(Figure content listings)
-- -- --

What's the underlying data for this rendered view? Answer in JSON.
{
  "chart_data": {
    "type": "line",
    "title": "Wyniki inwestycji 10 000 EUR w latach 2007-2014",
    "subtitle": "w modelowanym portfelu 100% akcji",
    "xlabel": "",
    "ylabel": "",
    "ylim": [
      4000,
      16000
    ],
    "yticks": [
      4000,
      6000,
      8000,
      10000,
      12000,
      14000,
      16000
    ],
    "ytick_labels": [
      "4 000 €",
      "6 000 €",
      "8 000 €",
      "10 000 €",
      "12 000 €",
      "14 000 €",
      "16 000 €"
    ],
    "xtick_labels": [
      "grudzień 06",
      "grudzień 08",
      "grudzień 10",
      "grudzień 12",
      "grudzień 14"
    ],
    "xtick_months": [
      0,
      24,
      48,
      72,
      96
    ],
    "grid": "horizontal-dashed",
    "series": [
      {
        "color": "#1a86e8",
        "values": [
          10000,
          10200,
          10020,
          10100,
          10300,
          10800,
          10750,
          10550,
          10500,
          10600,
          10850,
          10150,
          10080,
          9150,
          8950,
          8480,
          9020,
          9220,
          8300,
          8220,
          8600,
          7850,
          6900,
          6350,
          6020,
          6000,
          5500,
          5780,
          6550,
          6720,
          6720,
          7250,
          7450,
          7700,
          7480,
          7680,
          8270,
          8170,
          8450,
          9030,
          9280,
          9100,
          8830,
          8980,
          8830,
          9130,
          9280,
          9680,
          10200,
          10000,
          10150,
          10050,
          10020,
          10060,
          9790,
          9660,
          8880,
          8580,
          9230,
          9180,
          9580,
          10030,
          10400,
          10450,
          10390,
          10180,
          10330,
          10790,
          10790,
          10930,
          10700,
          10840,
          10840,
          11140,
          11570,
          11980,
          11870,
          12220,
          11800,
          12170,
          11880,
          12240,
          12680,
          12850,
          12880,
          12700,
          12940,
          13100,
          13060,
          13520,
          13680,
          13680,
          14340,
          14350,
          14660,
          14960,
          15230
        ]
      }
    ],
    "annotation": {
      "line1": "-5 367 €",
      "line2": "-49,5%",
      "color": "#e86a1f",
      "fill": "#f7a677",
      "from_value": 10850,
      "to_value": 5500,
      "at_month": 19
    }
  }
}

-- -- --

Repeat the entries exactly, all of them.

What's the underlying data for this rendered view? Answer in JSON.
{
  "chart_data": {
    "type": "line",
    "title": "Wyniki inwestycji 10 000 EUR w latach 2007-2014",
    "subtitle": "w modelowanym portfelu 100% akcji",
    "xlabel": "",
    "ylabel": "",
    "ylim": [
      4000,
      16000
    ],
    "yticks": [
      4000,
      6000,
      8000,
      10000,
      12000,
      14000,
      16000
    ],
    "ytick_labels": [
      "4 000 €",
      "6 000 €",
      "8 000 €",
      "10 000 €",
      "12 000 €",
      "14 000 €",
      "16 000 €"
    ],
    "xtick_labels": [
      "grudzień 06",
      "grudzień 08",
      "grudzień 10",
      "grudzień 12",
      "grudzień 14"
    ],
    "xtick_months": [
      0,
      24,
      48,
      72,
      96
    ],
    "grid": "horizontal-dashed",
    "series": [
      {
        "color": "#1a86e8",
        "values": [
          10000,
          10200,
          10020,
          10100,
          10300,
          10800,
          10750,
          10550,
          10500,
          10600,
          10850,
          10150,
          10080,
          9150,
          8950,
          8480,
          9020,
          9220,
          8300,
          8220,
          8600,
          7850,
          6900,
          6350,
          6020,
          6000,
          5500,
          5780,
          6550,
          6720,
          6720,
          7250,
          7450,
          7700,
          7480,
          7680,
          8270,
          8170,
          8450,
          9030,
          9280,
          9100,
          8830,
          8980,
          8830,
          9130,
          9280,
          9680,
          10200,
          10000,
          10150,
          10050,
          10020,
          10060,
          9790,
          9660,
          8880,
          8580,
          9230,
          9180,
          9580,
          10030,
          10400,
          10450,
          10390,
          10180,
          10330,
          10790,
          10790,
          10930,
          10700,
          10840,
          10840,
          11140,
          11570,
          11980,
          11870,
          12220,
          11800,
          12170,
          11880,
          12240,
          12680,
          12850,
          12880,
          12700,
          12940,
          13100,
          13060,
          13520,
          13680,
          13680,
          14340,
          14350,
          14660,
          14960,
          15230
        ]
      }
    ],
    "annotation": {
      "line1": "-5 367 €",
      "line2": "-49,5%",
      "color": "#e86a1f",
      "fill": "#f7a677",
      "from_value": 10850,
      "to_value": 5500,
      "at_month": 19
    }
  }
}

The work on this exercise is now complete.